Durant les six dernières années, j'ai été enseignant-chercheur contractuel au sein du GI mais, mon contrat n'ayant pas été renouvelé pour une nouvelle période de trois ans, j'ai dû récemment envisager d'autres horizons professionnels. Cet article n'a toutefois pas pour but de vous parler de moi. Bien que depuis la création de l'ex-IPSé, personne dans ma catégorie et ma tranche d'âge n'ait jamais été licencié de la sorte, je ne juge pas que mon cas soit suffisamment intéressant pour m'y apesantir davantage et mobiliser ici l'attention des étudiants de l'UTBM. Par contre, le fait de ne plus appartenir à l'université m'a ôté mon obligation de réserve et me procure l'immense liberté de proclamer que toutes les vérités sont bonnes à dire et mes ex-étudiants, qui sont de l'autre côté de la barrière, pourraient difficilement les découvrir autrement.
Le but de cet article est de vous parler du GI, de la manière dont il est géré et, plus particulièrement, de ce qui affecte le type de formation que vous êtes venu chercher ici. J'ai personnellement obtenu mon diplôme d'ingénieur à une époque où le prestige de ce titre s'appuyait non seulement sur une formation technique professionnelle solide mais aussi sur une formation d'esprit qui ne se prêtait en rien aux constructions mentales boiteuses, aux théories foireuses et aux recherches bidons, et qui exigeait constamment un esprit critique, logique et rigoureux. Il est évident que la qualité de la formation actuelle de type UTBM dépend de l'organisation de l'établissement, du contenu des cours et de l'encadrement dont la qualité reflète finalement celle des professeurs, des administrateurs qui y travaillent et celle du système dont ils font partie. Sans doute, en bon informaticien, faudrait-il commencer cet examen de manière hiérarchique, du haut vers le bas de l'organisation, des "décideurs" vers les exécutants et des exécutants vers les étudiants. J'évoquerai d'abord quelques éléments clés de l'organisation et, ensuite, les études et la recherche?
Depuis septembre 2001, vous avez un nouveau président qui gère l'établissement comme s'il s'agissait d'une banque, c'est à dire exclusivement en se basant sur les bouts de papier qui transitent par son bureau. En 2001, il a été gentiment poussé dehors par St Gobain avec des égards qu'il ne réserve malheureusement pas à ceux dont il veut se débarrasser. Son CV, largement diffusé au moment de son recrutement par l'UTBM, qui fait état d'une interaction professionnelle intense avec un grand nombre de collaborateurs, nous aurait fait difficilement deviner que, à l'UTBM, cet individu ne chercherait pas à connaître vraiment ni les gens, ni les départements, ni les programmes, ni les idées qui les sous-tendent. S'il rencontre régulièrement divers membres du personnel lors des réunions des divers comités, il ne vient jamais dans les départements pour voir ce qui s'y fait et discuter de manière informelle avec professeurs et étudiants. Tout comme moi, vous serez sans doute surpris de constater que cet ex-directeur de recherche dans un des fleurons de l'industrie française, dont le CV souligne une activité intense de recherche et d'encadrement de la recherche, n'est référencé sur Internet que pour sa fonction de ? président à l'UTBM, à partir de 2001 ! Il s'est cependant illustré par ses qualités de "gestionnaire" dans notre établissement en décrétant la baisse du nombre d'UV auxquelles les étudiants doivent obligatoirement s'inscrire et qui est passé de 7 à 6 comme vous le savez. Un autre de ses exploits a été de rogner les heures d'enseignement, de TD et de TP à l'intérieur de chaque UV. Même au regard des contraintes budgétaires qui lui ont été imposées par le Ministère ou qu'il a peut-être mal négociées, il aurait été possible d'effectuer des économies sans dévaloriser le diplôme mais l'imagination semble lui avoir fait défaut ?

Lignes brutes

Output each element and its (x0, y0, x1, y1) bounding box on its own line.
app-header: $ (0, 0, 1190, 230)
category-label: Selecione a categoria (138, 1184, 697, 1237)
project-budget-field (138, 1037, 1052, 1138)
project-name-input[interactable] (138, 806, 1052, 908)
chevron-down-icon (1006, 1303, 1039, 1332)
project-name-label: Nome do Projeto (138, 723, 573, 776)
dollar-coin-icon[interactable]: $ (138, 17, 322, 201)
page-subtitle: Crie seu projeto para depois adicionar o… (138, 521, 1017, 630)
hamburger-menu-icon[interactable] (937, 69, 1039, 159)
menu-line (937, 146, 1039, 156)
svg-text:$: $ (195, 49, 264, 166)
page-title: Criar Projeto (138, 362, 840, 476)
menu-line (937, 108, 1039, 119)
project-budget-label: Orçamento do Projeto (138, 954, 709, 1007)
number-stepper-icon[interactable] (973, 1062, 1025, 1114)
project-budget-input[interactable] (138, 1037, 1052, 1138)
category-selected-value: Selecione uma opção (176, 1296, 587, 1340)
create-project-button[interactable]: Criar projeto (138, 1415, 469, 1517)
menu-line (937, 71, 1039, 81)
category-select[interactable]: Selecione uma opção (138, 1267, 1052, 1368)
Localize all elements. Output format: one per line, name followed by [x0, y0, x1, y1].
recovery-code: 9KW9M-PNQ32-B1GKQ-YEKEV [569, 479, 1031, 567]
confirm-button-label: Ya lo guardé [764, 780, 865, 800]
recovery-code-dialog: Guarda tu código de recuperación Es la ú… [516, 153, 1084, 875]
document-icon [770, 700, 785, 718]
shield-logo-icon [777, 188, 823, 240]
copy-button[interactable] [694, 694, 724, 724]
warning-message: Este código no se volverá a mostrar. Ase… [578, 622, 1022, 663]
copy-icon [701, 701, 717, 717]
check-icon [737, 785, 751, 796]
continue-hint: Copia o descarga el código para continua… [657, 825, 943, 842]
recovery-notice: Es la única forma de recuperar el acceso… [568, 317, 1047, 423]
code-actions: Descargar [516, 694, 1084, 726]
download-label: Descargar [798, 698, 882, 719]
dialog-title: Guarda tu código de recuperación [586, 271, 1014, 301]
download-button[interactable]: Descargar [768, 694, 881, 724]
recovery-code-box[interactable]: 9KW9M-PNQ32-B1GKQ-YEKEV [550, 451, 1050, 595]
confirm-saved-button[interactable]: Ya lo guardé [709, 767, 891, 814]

### TRAVAIL DEMANDÉ
1 – Indiquez si chacune des affirmations suivantes concorde avec le texte fourni, en répondant par oui ou non et en citant à l'identique les mots décisifs : (a) le nombre d'UV auxquelles les étudiants doivent obligatoirement s'inscrire est passé de 7 à 6 ; (b) le président se rend régulièrement dans les départements pour discuter avec professeurs et étudiants ; (c) le contrat d'enseignant-chercheur contractuel évoqué a été renouvelé pour trois ans.
2 – Reprenez mot pour mot le passage du texte fourni qui s'ouvre sur les mots contenant "Durant les six" et se termine par "les découvrir autrement.".
Les lignes n'ont aucune utilité pour ce travail.

### RÉPONSES ATTENDUES
1 –
(a) Oui : « la baisse du nombre d'UV auxquelles les étudiants doivent obligatoirement s'inscrire et qui est passé de 7 à 6 ».
(b) Non : « il ne vient jamais dans les départements pour voir ce qui s'y fait et discuter de manière informelle avec professeurs et étudiants ».
(c) Non : « mon contrat n'ayant pas été renouvelé pour une nouvelle période de trois ans ».

2 –
Durant les six dernières années, j'ai été enseignant-chercheur contractuel au sein du GI mais, mon contrat n'ayant pas été renouvelé pour une nouvelle période de trois ans, j'ai dû récemment envisager d'autres horizons professionnels. Cet article n'a toutefois pas pour but de vous parler de moi. Bien que depuis la création de l'ex-IPSé, personne dans ma catégorie et ma tranche d'âge n'ait jamais été licencié de la sorte, je ne juge pas que mon cas soit suffisamment intéressant pour m'y apesantir davantage et mobiliser ici l'attention des étudiants de l'UTBM. Par contre, le fait de ne plus appartenir à l'université m'a ôté mon obligation de réserve et me procure l'immense liberté de proclamer que toutes les vérités sont bonnes à dire et mes ex-étudiants, qui sont de l'autre côté de la barrière, pourraient difficilement les découvrir autrement.